YOUR INSTRUCTIONS:
Tally the lines holding the word "button" and state the count by itself.

[START]

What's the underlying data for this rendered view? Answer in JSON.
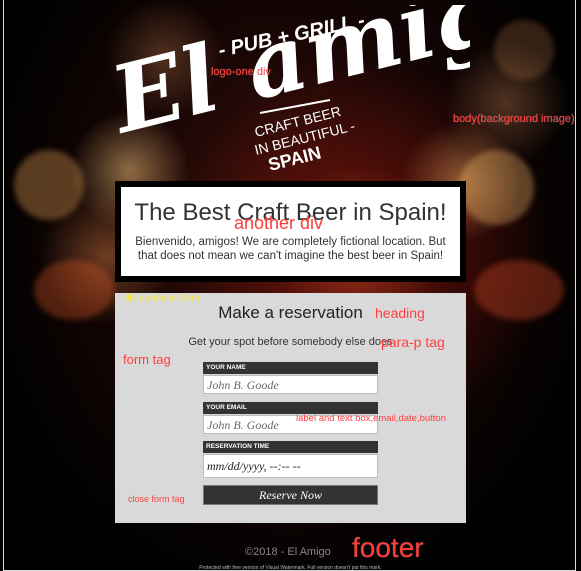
{
  "logo": {
    "pub_grill": "- PUB + GRILL -",
    "name": "El amigo",
    "craft": "CRAFT BEER",
    "in_beautiful": "IN BEAUTIFUL -",
    "spain": "SPAIN"
  },
  "hero": {
    "title": "The Best Craft Beer in Spain!",
    "text": "Bienvenido, amigos! We are completely fictional location. But that does not mean we can't imagine the best beer in Spain!"
  },
  "reservation": {
    "heading": "Make a reservation",
    "subtext": "Get your spot before somebody else does",
    "fields": [
      {
        "label": "YOUR NAME",
        "value": "John B. Goode"
      },
      {
        "label": "YOUR EMAIL",
        "value": "John B. Goode"
      },
      {
        "label": "RESERVATION TIME",
        "value": "mm/dd/yyyy, --:-- --"
      }
    ],
    "button": "Reserve Now"
  },
  "footer": {
    "copyright": "©2018 - El Amigo",
    "watermark": "Protected with free version of Visual Watermark. Full version doesn't put this mark."
  },
  "annotations": {
    "logo_div": "logo-one div",
    "body_bg": "body(background image)",
    "another_div": "another div",
    "div_contains_form": "div contains form",
    "heading": "heading",
    "para_tag": "para-p tag",
    "form_tag": "form tag",
    "label_box": "label and text box,email,date,button",
    "close_form": "close form tag",
    "footer": "footer"
  },
  "colors": {
    "annotation": "#ff3b3b",
    "yellow_annotation": "#f0e040",
    "panel": "#d9d9d9",
    "label_bg": "#333333"
  }
}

[END]

WRITTEN SOLUTION:
2